GIVEN EXERCISE
Among the entries below, count the lines that contain the word "blade". Write down only the total.

[Extracted data entries]

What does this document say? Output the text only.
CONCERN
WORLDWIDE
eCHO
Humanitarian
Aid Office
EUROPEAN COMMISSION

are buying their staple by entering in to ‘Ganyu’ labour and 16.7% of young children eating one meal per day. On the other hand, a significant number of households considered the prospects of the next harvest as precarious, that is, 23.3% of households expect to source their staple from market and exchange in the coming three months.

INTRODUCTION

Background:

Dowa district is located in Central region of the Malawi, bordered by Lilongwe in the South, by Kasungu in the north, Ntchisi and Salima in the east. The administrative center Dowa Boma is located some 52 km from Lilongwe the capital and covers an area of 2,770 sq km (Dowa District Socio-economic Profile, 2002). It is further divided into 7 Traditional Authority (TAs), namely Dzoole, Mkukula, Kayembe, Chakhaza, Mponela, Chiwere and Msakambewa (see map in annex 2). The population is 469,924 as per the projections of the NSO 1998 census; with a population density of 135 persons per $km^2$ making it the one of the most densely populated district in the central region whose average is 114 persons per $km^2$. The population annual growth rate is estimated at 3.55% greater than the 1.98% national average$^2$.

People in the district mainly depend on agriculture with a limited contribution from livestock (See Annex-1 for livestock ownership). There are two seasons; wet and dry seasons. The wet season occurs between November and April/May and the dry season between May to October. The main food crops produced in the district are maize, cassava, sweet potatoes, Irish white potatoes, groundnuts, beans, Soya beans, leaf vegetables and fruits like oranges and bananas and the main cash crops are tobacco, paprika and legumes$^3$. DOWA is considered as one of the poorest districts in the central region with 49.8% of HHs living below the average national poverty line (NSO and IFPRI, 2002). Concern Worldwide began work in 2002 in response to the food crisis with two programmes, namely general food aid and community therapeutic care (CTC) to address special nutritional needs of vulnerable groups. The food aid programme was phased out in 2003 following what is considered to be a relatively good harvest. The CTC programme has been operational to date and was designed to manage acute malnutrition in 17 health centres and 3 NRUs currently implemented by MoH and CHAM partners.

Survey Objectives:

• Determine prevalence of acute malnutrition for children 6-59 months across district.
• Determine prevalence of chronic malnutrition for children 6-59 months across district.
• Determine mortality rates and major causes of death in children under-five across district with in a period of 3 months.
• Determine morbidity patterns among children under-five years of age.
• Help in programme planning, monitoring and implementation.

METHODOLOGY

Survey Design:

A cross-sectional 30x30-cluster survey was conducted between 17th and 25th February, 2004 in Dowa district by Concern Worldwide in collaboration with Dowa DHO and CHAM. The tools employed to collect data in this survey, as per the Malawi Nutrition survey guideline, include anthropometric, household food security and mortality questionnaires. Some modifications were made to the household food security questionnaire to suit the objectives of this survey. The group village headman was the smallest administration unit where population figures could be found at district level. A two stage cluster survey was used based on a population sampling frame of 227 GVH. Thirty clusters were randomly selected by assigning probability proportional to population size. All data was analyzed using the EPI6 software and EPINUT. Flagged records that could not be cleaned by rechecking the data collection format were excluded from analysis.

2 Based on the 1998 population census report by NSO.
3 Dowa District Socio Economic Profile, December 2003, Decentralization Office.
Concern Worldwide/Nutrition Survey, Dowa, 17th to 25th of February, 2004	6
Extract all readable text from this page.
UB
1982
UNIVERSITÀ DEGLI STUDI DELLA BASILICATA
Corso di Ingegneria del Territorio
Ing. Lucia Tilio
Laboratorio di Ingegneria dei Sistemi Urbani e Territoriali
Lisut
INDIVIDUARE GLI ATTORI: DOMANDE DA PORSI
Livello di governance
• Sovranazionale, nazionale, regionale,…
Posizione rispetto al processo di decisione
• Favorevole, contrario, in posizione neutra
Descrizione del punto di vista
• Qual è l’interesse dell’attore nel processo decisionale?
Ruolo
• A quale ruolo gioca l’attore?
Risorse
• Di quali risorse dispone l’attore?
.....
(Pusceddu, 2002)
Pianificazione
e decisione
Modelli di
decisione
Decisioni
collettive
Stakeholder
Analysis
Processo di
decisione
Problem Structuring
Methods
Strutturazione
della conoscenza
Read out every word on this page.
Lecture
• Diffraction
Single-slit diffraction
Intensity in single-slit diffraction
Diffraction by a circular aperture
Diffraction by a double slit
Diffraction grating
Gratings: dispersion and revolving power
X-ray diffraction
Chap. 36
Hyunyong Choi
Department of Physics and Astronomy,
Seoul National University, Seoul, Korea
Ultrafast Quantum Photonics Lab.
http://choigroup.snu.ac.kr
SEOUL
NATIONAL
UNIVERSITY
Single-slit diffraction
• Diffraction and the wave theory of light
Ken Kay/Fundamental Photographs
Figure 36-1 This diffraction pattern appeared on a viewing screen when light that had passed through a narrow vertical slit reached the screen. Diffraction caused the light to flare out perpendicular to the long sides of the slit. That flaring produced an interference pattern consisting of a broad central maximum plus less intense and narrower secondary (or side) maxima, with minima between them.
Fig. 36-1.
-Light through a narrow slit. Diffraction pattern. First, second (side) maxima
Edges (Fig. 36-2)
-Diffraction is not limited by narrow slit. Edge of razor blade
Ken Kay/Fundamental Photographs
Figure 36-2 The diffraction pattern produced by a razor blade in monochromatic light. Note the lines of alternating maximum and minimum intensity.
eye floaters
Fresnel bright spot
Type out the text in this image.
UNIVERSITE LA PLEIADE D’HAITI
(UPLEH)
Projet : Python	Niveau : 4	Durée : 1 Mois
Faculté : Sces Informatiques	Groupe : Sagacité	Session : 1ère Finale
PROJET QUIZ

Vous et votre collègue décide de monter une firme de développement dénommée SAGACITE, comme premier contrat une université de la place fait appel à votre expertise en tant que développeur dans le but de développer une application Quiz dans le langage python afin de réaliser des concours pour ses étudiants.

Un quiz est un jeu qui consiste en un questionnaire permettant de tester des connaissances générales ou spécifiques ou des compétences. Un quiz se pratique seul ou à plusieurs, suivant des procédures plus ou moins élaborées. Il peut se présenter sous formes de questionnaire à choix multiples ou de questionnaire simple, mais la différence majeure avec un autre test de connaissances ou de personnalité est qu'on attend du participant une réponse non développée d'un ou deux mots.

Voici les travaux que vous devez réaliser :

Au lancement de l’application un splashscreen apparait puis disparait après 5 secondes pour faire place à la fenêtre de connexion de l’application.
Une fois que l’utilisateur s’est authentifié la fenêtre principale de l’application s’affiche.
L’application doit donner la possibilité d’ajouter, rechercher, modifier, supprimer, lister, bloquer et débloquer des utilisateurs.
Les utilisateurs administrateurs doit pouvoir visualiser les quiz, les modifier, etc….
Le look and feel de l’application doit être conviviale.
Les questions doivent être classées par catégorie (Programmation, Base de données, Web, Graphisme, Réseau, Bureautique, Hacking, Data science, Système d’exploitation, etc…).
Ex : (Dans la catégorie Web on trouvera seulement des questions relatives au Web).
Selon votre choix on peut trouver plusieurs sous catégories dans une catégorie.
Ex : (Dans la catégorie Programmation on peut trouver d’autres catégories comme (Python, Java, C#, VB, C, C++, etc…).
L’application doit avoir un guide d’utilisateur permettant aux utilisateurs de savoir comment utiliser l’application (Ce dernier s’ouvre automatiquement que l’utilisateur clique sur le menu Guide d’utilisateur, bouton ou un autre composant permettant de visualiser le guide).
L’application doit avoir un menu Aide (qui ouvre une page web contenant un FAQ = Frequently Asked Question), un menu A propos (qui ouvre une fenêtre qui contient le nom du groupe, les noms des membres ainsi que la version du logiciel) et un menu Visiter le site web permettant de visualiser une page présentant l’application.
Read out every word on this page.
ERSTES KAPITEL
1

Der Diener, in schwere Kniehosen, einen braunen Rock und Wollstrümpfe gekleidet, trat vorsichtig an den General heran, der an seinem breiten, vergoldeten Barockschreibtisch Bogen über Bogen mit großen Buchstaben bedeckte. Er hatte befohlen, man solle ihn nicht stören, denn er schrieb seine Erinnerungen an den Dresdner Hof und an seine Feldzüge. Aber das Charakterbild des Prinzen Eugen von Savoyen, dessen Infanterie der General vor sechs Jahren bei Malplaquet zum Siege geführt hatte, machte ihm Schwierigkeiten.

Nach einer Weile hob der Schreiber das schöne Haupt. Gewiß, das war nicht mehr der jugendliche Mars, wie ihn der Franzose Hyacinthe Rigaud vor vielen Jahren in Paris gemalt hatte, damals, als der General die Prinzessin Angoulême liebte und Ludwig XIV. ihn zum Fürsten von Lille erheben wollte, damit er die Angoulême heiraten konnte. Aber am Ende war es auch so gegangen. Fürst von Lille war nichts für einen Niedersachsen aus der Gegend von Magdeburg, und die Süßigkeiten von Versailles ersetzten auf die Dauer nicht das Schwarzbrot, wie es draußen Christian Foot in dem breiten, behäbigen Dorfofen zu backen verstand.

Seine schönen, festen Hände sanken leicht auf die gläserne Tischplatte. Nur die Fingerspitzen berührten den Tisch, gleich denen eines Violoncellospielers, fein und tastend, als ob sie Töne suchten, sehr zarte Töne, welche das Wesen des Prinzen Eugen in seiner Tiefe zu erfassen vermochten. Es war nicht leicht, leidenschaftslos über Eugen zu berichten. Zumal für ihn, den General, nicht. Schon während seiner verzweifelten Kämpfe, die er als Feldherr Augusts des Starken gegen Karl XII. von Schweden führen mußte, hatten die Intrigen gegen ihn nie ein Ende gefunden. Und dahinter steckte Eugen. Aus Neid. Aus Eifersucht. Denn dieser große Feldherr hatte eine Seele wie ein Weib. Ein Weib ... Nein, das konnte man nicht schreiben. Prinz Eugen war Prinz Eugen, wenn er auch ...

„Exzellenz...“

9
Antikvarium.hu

THE REPLY
2